### [Data]
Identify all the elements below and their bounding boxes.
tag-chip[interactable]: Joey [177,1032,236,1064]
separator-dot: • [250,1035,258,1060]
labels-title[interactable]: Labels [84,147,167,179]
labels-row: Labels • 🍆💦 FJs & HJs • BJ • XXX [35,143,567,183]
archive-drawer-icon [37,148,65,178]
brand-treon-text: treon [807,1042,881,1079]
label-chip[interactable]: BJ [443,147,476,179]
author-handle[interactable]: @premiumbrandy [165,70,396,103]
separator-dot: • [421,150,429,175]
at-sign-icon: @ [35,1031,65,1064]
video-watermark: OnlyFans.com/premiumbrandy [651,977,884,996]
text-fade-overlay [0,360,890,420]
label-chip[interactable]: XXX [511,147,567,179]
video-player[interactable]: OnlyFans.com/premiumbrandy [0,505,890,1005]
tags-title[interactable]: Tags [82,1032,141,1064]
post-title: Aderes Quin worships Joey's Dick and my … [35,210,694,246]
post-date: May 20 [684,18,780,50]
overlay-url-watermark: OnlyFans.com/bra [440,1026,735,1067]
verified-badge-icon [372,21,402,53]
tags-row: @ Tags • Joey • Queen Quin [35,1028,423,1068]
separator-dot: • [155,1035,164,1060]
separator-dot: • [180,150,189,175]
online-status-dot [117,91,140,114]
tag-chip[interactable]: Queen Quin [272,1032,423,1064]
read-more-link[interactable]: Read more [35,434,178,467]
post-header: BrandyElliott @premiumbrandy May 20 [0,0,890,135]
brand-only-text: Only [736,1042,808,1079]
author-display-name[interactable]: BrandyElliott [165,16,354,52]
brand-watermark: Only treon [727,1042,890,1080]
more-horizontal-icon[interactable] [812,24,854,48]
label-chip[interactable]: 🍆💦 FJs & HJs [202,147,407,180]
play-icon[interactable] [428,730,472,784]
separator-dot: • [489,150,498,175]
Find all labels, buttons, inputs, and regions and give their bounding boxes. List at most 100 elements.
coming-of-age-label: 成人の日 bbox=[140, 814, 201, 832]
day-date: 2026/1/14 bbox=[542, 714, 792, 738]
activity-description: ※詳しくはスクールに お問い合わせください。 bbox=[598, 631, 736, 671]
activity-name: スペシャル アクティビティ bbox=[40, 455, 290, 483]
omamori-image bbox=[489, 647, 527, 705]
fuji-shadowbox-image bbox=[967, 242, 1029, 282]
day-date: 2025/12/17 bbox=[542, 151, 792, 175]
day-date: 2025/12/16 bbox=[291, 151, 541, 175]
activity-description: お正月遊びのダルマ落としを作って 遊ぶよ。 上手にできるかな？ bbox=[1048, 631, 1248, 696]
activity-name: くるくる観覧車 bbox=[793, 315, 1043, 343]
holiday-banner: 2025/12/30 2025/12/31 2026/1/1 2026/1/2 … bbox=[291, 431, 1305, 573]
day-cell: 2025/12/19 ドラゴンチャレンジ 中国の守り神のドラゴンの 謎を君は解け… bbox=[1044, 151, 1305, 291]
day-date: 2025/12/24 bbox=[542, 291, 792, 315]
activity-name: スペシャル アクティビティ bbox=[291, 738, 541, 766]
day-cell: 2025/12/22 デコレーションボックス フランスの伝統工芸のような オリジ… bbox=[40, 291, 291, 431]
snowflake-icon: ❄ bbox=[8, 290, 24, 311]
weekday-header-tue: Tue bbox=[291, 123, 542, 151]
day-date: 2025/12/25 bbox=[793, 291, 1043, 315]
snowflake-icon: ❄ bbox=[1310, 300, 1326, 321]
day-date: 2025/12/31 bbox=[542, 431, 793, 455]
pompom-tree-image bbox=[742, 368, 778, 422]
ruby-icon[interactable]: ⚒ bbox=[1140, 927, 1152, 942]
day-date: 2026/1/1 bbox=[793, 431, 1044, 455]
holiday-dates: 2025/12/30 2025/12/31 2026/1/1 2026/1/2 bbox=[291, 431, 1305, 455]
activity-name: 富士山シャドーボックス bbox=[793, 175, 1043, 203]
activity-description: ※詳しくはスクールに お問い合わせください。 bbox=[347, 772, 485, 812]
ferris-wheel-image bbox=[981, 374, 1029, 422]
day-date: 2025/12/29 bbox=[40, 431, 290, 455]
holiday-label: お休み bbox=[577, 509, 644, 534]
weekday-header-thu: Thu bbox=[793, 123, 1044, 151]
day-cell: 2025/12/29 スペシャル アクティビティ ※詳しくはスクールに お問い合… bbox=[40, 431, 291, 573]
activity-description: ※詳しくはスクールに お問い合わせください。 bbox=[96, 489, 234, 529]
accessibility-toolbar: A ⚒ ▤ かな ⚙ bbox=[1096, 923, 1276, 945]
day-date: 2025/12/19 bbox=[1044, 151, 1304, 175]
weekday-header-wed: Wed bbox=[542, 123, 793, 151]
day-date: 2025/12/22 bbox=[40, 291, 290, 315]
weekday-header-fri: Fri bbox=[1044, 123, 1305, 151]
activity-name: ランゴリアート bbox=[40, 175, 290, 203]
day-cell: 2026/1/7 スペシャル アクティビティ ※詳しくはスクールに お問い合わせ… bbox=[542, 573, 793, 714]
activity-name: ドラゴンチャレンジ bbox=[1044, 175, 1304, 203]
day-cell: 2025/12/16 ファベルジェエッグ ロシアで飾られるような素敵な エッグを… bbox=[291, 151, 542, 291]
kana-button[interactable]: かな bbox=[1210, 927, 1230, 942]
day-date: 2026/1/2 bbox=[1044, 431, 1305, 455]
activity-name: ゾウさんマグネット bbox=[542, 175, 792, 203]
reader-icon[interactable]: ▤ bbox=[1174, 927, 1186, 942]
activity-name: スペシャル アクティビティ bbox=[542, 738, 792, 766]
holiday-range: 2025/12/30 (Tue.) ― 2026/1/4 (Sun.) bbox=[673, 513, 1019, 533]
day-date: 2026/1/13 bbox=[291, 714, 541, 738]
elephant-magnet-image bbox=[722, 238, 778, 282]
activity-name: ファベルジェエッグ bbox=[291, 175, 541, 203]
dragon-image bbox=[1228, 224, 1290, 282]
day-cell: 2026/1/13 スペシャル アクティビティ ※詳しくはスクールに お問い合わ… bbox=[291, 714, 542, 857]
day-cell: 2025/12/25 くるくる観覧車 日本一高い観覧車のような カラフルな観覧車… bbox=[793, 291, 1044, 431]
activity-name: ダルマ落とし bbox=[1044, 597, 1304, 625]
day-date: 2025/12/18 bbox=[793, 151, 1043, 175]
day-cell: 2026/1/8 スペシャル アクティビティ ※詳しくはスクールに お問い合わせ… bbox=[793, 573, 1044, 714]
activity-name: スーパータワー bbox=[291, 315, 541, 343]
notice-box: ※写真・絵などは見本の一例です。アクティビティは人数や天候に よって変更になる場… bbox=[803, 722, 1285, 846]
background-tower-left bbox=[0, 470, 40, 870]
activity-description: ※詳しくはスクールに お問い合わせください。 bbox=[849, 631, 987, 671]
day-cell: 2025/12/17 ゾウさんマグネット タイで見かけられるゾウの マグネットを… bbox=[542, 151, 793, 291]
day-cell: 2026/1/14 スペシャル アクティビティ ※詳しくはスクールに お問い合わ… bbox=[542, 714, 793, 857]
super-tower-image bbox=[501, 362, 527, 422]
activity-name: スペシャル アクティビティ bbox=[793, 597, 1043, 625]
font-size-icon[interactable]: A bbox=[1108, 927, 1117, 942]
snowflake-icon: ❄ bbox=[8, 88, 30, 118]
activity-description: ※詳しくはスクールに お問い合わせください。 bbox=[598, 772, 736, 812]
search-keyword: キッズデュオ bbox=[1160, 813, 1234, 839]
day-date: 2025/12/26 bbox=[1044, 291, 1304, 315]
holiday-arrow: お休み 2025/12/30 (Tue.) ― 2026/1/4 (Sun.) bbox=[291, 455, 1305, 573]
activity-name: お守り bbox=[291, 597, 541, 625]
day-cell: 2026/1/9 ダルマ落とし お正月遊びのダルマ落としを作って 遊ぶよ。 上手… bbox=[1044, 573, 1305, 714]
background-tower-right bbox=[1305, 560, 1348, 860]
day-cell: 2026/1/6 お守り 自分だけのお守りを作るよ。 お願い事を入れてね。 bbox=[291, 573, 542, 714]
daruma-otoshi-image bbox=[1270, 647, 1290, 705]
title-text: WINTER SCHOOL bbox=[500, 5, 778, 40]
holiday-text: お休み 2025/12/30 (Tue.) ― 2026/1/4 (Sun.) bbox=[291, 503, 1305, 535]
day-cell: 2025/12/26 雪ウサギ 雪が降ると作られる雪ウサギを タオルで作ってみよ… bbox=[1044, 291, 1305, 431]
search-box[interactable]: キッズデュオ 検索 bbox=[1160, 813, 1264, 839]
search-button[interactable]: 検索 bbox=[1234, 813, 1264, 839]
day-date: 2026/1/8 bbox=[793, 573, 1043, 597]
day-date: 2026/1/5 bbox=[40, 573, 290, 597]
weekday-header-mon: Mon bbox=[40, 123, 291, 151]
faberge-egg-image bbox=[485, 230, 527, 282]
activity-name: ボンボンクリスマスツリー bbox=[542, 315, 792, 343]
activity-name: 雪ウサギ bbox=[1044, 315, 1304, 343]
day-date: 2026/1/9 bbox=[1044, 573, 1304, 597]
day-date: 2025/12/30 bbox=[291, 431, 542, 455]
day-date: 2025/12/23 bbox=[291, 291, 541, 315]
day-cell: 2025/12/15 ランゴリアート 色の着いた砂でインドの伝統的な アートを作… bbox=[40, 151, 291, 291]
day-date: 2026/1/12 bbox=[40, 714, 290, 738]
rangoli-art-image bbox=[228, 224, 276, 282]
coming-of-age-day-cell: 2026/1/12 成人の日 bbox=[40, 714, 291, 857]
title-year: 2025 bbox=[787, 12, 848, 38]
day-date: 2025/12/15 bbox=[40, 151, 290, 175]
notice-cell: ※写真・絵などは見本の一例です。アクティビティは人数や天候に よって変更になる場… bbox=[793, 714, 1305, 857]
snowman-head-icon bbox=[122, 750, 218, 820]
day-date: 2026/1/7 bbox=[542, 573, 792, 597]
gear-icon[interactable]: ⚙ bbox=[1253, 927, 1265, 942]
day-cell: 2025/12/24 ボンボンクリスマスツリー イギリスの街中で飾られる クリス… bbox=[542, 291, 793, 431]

### [Exercise description]
Turn the items, from the first line through the line holding "coming-of-age-label: 成人の日 bbox=[140, 814, 201, 832]" (both ends included), into a Markdown table with the columns "Row" and "Content". Give one numbered row per line and omit blank lines.

### [The answer]
| Row | Content |
|---|---|
| 1 | Identify all the elements below and their bounding boxes. |
| 2 | tag-chip[interactable]: Joey [177,1032,236,1064] |
| 3 | separator-dot: • [250,1035,258,1060] |
| 4 | labels-title[interactable]: Labels [84,147,167,179] |
| 5 | labels-row: Labels • 🍆💦 FJs & HJs • BJ • XXX [35,143,567,183] |
| 6 | archive-drawer-icon [37,148,65,178] |
| 7 | brand-treon-text: treon [807,1042,881,1079] |
| 8 | label-chip[interactable]: BJ [443,147,476,179] |
| 9 | author-handle[interactable]: @premiumbrandy [165,70,396,103] |
| 10 | separator-dot: • [421,150,429,175] |
| 11 | at-sign-icon: @ [35,1031,65,1064] |
| 12 | video-watermark: OnlyFans.com/premiumbrandy [651,977,884,996] |
| 13 | text-fade-overlay [0,360,890,420] |
| 14 | label-chip[interactable]: XXX [511,147,567,179] |
| 15 | video-player[interactable]: OnlyFans.com/premiumbrandy [0,505,890,1005] |
| 16 | tags-title[interactable]: Tags [82,1032,141,1064] |
| 17 | post-title: Aderes Quin worships Joey's Dick and my … [35,210,694,246] |
| 18 | post-date: May 20 [684,18,780,50] |
| 19 | overlay-url-watermark: OnlyFans.com/bra [440,1026,735,1067] |
| 20 | verified-badge-icon [372,21,402,53] |
| 21 | tags-row: @ Tags • Joey • Queen Quin [35,1028,423,1068] |
| 22 | separator-dot: • [155,1035,164,1060] |
| 23 | separator-dot: • [180,150,189,175] |
| 24 | online-status-dot [117,91,140,114] |
| 25 | tag-chip[interactable]: Queen Quin [272,1032,423,1064] |
| 26 | read-more-link[interactable]: Read more [35,434,178,467] |
| 27 | post-header: BrandyElliott @premiumbrandy May 20 [0,0,890,135] |
| 28 | brand-only-text: Only [736,1042,808,1079] |
| 29 | author-display-name[interactable]: BrandyElliott [165,16,354,52] |
| 30 | brand-watermark: Only treon [727,1042,890,1080] |
| 31 | more-horizontal-icon[interactable] [812,24,854,48] |
| 32 | label-chip[interactable]: 🍆💦 FJs & HJs [202,147,407,180] |
| 33 | play-icon[interactable] [428,730,472,784] |
| 34 | separator-dot: • [489,150,498,175] |
| 35 | Find all labels, buttons, inputs, and regions and give their bounding boxes. List at most 100 elements. |
| 36 | coming-of-age-label: 成人の日 bbox=[140, 814, 201, 832] |